* DOCUMENT TEXT *
-.-.-

Teva and 3 Drug Distributors Settle Opioid Lawsuits in Ohio Ahead of Trial
As an historic lawsuit over opioids was to enter court today, four key defendants reached a settlement. McKesson, Cardinal Health, AmerisourceBergen and Teva Pharmaceuticals announced a settlement with two Ohio counties. According to Cuyahoga County attorney Hunter Shkolnik, the settlement reached $260 million.
Drug distributor Henry Schein settled earlier for $1.25 million, which leaves only Walgreens. That trial has been put on hold. The judge overseeing it indicated he would work out a new trial date. Johnson & Johnson also reached a settlement prior to the trial.
The lawsuits accused distributors of failing to uphold a requirement that they halt suspicious orders of controlled substances from being shipped. As part of the litigation, federal data showed that 76 billion oxycodone and hydrocodone pills were delivered to U.S. pharmacies from 2006 to 2012. Those shipments continued to grow after the U.S. Drug Enforcement Administration (DEA) issued warnings to the pharma industry about increasing abuse of prescription opioids.
The lawsuit alleged that pharma companies inappropriately marketed opioids to prescribers, inflating the benefits and minimizing the risks. The judge overseeing the federal lawsuits had been urging settlements.
Last month, Purdue Pharma, maker of OxyContin, reached a tentative settlement that could be worth up to $12 billion. However, half of the states and hundreds of local governments have expressed opposition to the settlement. Purdue filed for Chapter 11 bankruptcy in September. There has been speculation that other drug companies involved in the litigation, including Endo, Johnson & Johnson, Teva Pharmaceutical, Allergan and Mallinckrodt might follow along. Basically, the opioid drug companies who face multiple lawsuits would be allowed to contribute money to a trust fund established by Purdue’s bankruptcy filing. However, Paul Hanly, lead attorney for several local governments in the lawsuit, said that mass settlement proposal was “most unlikely.”

-.-.-

* INFORMATION SUPPLIED *
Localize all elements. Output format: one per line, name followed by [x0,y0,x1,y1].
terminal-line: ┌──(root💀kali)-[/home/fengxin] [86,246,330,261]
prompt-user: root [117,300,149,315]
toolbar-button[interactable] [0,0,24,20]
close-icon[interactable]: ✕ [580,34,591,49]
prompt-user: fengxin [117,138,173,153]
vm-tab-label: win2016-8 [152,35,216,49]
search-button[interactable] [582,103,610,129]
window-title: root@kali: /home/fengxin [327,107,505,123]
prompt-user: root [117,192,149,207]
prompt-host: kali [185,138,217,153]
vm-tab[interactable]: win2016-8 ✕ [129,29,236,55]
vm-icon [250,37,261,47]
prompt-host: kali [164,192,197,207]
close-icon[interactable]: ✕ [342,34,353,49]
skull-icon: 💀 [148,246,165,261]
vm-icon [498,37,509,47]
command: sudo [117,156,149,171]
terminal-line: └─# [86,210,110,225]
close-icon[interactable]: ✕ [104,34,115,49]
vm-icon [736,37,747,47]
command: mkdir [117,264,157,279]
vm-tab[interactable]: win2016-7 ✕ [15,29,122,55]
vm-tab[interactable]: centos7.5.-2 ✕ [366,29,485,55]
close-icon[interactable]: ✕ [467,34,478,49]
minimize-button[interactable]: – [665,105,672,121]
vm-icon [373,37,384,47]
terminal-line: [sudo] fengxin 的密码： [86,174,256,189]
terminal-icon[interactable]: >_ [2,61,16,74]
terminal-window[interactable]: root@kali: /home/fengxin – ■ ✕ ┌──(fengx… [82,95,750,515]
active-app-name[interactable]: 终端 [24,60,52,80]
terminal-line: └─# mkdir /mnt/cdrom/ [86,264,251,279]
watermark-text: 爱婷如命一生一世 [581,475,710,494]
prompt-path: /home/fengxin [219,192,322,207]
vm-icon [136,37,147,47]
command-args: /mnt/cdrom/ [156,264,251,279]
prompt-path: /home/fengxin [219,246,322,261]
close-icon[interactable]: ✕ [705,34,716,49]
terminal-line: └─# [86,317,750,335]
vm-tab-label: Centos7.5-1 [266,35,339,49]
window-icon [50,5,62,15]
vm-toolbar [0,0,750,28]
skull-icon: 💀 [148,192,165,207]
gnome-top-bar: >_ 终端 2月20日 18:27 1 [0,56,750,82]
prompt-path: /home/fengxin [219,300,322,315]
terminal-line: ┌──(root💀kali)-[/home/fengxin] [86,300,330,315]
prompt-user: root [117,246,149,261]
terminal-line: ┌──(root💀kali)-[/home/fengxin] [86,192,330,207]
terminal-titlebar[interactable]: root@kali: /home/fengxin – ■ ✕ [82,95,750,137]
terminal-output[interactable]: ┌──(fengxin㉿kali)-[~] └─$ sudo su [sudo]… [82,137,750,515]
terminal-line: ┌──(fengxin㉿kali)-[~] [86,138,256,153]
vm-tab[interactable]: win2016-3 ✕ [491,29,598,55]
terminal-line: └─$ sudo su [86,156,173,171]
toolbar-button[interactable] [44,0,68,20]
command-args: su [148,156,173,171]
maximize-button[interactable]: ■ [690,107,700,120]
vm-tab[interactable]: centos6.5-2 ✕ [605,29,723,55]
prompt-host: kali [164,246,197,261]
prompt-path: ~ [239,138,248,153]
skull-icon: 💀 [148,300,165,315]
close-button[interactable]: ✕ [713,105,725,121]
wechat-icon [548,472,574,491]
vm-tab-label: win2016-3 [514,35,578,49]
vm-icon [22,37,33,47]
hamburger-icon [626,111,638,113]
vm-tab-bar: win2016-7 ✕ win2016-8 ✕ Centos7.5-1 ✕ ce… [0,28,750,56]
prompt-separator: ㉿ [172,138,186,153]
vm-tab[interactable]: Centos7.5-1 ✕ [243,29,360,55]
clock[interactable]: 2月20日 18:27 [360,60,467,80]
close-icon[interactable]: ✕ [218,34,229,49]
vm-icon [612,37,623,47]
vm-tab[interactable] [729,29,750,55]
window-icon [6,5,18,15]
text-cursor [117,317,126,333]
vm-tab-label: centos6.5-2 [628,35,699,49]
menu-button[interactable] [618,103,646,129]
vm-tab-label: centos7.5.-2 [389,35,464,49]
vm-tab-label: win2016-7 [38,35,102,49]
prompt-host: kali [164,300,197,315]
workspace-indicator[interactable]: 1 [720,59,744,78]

-.-.-

* TASK DIRECTIONS *
For each statement below, say yes or no to whether it agrees with the opioid settlement article, and quote the article's deciding words. (a) Henry Schein settled for $1.25 million. (b) Purdue Pharma filed for Chapter 11 bankruptcy in October. (c) Opioid shipments dropped after the DEA warned the pharma industry about rising abuse of prescription opioids.

* TASK ANSWER *
(a) Yes: "Drug distributor Henry Schein settled earlier for $1.25 million"
(b) No: "Purdue filed for Chapter 11 bankruptcy in September."
(c) No: "Those shipments continued to grow after the U.S. Drug Enforcement Administration (DEA) issued warnings to the pharma industry about increasing abuse of prescription opioids."